TASK OBJECTIVE -
Repeat, word for word, every line from the line holding "Give me a plain-text" through the final line of the entries below. Skip all pictures.

[Extracted data entries]
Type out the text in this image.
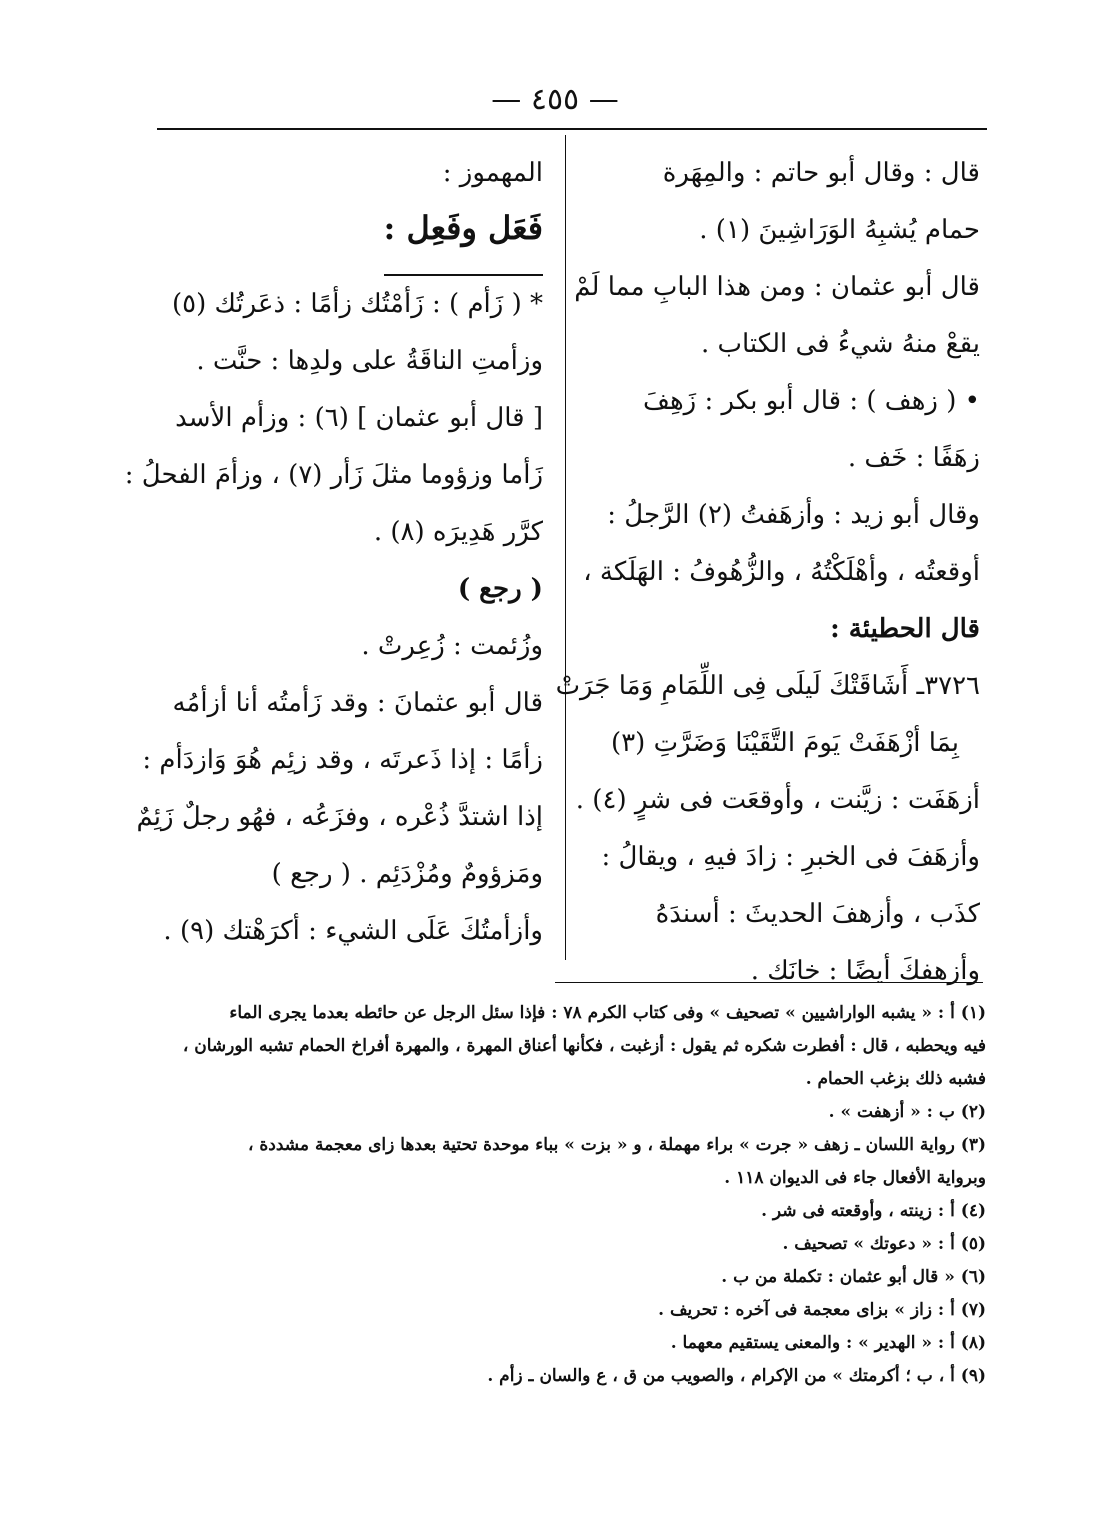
— ٤٥٥ —
قال : وقال أبو حاتم : والمِهَرة
حمام يُشبِهُ الوَرَاشِينَ (١) .
قال أبو عثمان : ومن هذا البابِ مما لَمْ
يقعْ منهُ شيءُ فى الكتاب .
• ( زهف ) : قال أبو بكر : زَهِفَ
زهَفًا : خَف .
وقال أبو زيد : وأزهَفتُ (٢) الرَّجلُ :
أوقعتُه ، وأهْلَكْتُهُ ، والزُّهُوفُ : الهَلَكة ،
قال الحطيئة :
٣٧٢٦ـ أَشَاقَتْكَ لَيلَى فِى اللِّمَامِ وَمَا جَرَتْ
بِمَا أزْهَفَتْ يَومَ التَّقَيْنَا وَضَرَّتِ (٣)
أزهَفَت : زيَّنت ، وأوقعَت فى شرٍ (٤) .
وأزهَفَ فى الخبرِ : زادَ فيهِ ، ويقالُ :
كذَب ، وأزهفَ الحديثَ : أسندَهُ
وأزهفكَ أيضًا : خانَك .
المهموز :
فَعَل وفَعِل :
* ( زَأم ) : زَأمْتُك زأمًا : ذعَرتُك (٥)
وزأمتِ الناقَةُ على ولدِها : حنَّت .
[ قال أبو عثمان ] (٦) : وزأم الأسد
زَأما وزؤوما مثلَ زَأر (٧) ، وزأمَ الفحلُ :
كرَّر هَدِيرَه (٨) .
( رجع )
وزُئمت : زُعِرتْ .
قال أبو عثمانَ : وقد زَأمتُه أنا أزأمُه
زأمًا : إذا ذَعرتَه ، وقد زئِم هُوَ وَازدَأم :
إذا اشتدَّ ذُعْره ، وفزَعُه ، فهُو رجلٌ زَئِمٌ
ومَزؤومٌ ومُزْدَئِم . ( رجع )
وأزأمتُكَ عَلَى الشيء : أكرَهْتك (٩) .
(١) أ : « يشبه الواراشيين » تصحيف » وفى كتاب الكرم ٧٨ : فإذا سئل الرجل عن حائطه بعدما يجرى الماء
فيه ويحطبه ، قال : أفطرت شكره ثم يقول : أزغبت ، فكأنها أعناق المهرة ، والمهرة أفراخ الحمام تشبه الورشان ،
فشبه ذلك بزغب الحمام .
(٢) ب : « أزهفت » .
(٣) رواية اللسان ـ زهف « جرت » براء مهملة ، و « بزت » بباء موحدة تحتية بعدها زاى معجمة مشددة ،
وبرواية الأفعال جاء فى الديوان ١١٨ .
(٤) أ : زينته ، وأوقعته فى شر .
(٥) أ : « دعوتك » تصحيف .
(٦) « قال أبو عثمان : تكملة من ب .
(٧) أ : زاز » بزاى معجمة فى آخره : تحريف .
(٨) أ : « الهدير » : والمعنى يستقيم معهما .
(٩) أ ، ب ؛ أكرمتك » من الإكرام ، والصويب من ق ، ع والسان ـ زأم .
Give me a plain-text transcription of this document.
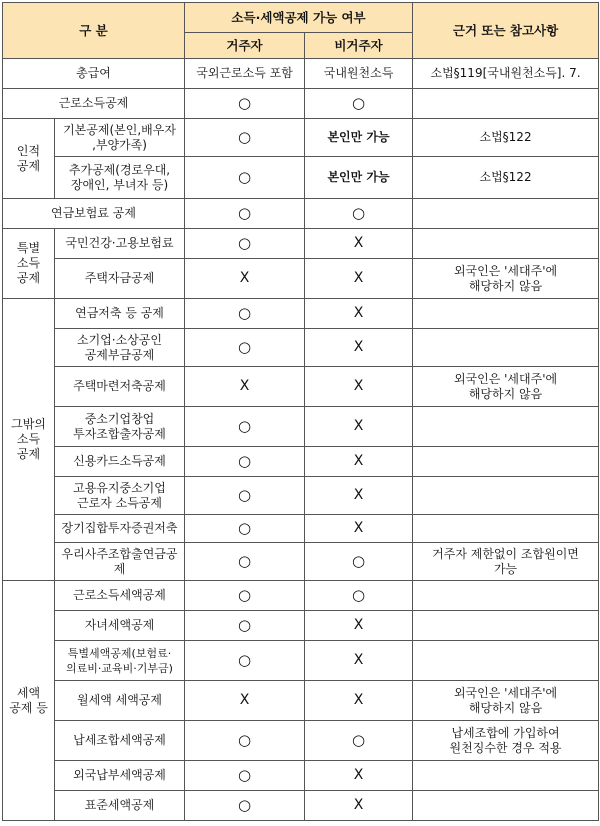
구 분		소득·세액공제 가능 여부		근거 또는 참고사항
		거주자	비거주자	
총급여		국외근로소득 포함	국내원천소득	소법§119[국내원천소득]. 7.
근로소득공제		○	○	
인적
공제	기본공제(본인,배우자
,부양가족)	○	본인만 가능	소법§122
	추가공제(경로우대,
장애인, 부녀자 등)	○	본인만 가능	소법§122
연금보험료 공제		○	○	
특별
소득
공제	국민건강·고용보험료	○	X	
	주택자금공제	X	X	외국인은 '세대주'에
해당하지 않음
그밖의
소득
공제	연금저축 등 공제	○	X	
	소기업·소상공인
공제부금공제	○	X	
	주택마련저축공제	X	X	외국인은 '세대주'에
해당하지 않음
	중소기업창업
투자조합출자공제	○	X	
	신용카드소득공제	○	X	
	고용유지중소기업
근로자 소득공제	○	X	
	장기집합투자증권저축	○	X	
	우리사주조합출연금공제	○	○	거주자 제한없이 조합원이면
가능
세액
공제 등	근로소득세액공제	○	○	
	자녀세액공제	○	X	
	특별세액공제(보험료·
의료비·교육비·기부금)	○	X	
	월세액 세액공제	X	X	외국인은 '세대주'에
해당하지 않음
	납세조합세액공제	○	○	납세조합에 가입하여
원천징수한 경우 적용
	외국납부세액공제	○	X	
	표준세액공제	○	X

WRITTEN ANSWER -
Give me a plain-text transcription of this document.
구 분		소득·세액공제 가능 여부		근거 또는 참고사항
		거주자	비거주자	
총급여		국외근로소득 포함	국내원천소득	소법§119[국내원천소득]. 7.
근로소득공제		○	○	
인적
공제	기본공제(본인,배우자
,부양가족)	○	본인만 가능	소법§122
	추가공제(경로우대,
장애인, 부녀자 등)	○	본인만 가능	소법§122
연금보험료 공제		○	○	
특별
소득
공제	국민건강·고용보험료	○	X	
	주택자금공제	X	X	외국인은 '세대주'에
해당하지 않음
그밖의
소득
공제	연금저축 등 공제	○	X	
	소기업·소상공인
공제부금공제	○	X	
	주택마련저축공제	X	X	외국인은 '세대주'에
해당하지 않음
	중소기업창업
투자조합출자공제	○	X	
	신용카드소득공제	○	X	
	고용유지중소기업
근로자 소득공제	○	X	
	장기집합투자증권저축	○	X	
	우리사주조합출연금공제	○	○	거주자 제한없이 조합원이면
가능
세액
공제 등	근로소득세액공제	○	○	
	자녀세액공제	○	X	
	특별세액공제(보험료·
의료비·교육비·기부금)	○	X	
	월세액 세액공제	X	X	외국인은 '세대주'에
해당하지 않음
	납세조합세액공제	○	○	납세조합에 가입하여
원천징수한 경우 적용
	외국납부세액공제	○	X	
	표준세액공제	○	X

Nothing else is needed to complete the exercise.